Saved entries

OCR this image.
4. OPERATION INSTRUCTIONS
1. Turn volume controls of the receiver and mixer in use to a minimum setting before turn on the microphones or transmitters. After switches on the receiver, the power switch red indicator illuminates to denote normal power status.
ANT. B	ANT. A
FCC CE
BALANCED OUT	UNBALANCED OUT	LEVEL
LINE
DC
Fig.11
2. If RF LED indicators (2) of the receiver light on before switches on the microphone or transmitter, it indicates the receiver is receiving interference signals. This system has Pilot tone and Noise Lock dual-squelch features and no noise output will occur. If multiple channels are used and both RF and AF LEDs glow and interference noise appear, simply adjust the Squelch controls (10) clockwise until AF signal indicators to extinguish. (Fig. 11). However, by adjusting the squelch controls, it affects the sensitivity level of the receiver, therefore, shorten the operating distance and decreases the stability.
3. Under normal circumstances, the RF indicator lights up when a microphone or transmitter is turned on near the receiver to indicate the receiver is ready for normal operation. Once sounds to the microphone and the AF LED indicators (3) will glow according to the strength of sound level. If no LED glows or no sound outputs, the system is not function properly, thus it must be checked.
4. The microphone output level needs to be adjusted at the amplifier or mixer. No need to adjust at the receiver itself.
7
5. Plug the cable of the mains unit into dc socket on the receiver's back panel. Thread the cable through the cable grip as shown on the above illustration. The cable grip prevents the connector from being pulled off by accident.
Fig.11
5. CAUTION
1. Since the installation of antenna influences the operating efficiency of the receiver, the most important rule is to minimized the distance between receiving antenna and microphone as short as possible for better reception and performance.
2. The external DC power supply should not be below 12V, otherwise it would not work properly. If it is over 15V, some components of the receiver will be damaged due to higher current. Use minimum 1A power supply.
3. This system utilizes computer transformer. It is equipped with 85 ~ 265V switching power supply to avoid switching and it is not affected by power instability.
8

# What you should do
Select the lines from the entries that include the word "receiver".

# Task solution
1. Turn volume controls of the receiver and mixer in use to a minimum setting before turn on the microphones or transmitters. After switches on the receiver, the power switch red indicator illuminates to denote normal power status.
2. If RF LED indicators (2) of the receiver light on before switches on the microphone or transmitter, it indicates the receiver is receiving interference signals. This system has Pilot tone and Noise Lock dual-squelch features and no noise output will occur. If multiple channels are used and both RF and AF LEDs glow and interference noise appear, simply adjust the Squelch controls (10) clockwise until AF signal indicators to extinguish. (Fig. 11). However, by adjusting the squelch controls, it affects the sensitivity level of the receiver, therefore, shorten the operating distance and decreases the stability.
3. Under normal circumstances, the RF indicator lights up when a microphone or transmitter is turned on near the receiver to indicate the receiver is ready for normal operation. Once sounds to the microphone and the AF LED indicators (3) will glow according to the strength of sound level. If no LED glows or no sound outputs, the system is not function properly, thus it must be checked.
4. The microphone output level needs to be adjusted at the amplifier or mixer. No need to adjust at the receiver itself.
5. Plug the cable of the mains unit into dc socket on the receiver's back panel. Thread the cable through the cable grip as shown on the above illustration. The cable grip prevents the connector from being pulled off by accident.
1. Since the installation of antenna influences the operating efficiency of the receiver, the most important rule is to minimized the distance between receiving antenna and microphone as short as possible for better reception and performance.
2. The external DC power supply should not be below 12V, otherwise it would not work properly. If it is over 15V, some components of the receiver will be damaged due to higher current. Use minimum 1A power supply.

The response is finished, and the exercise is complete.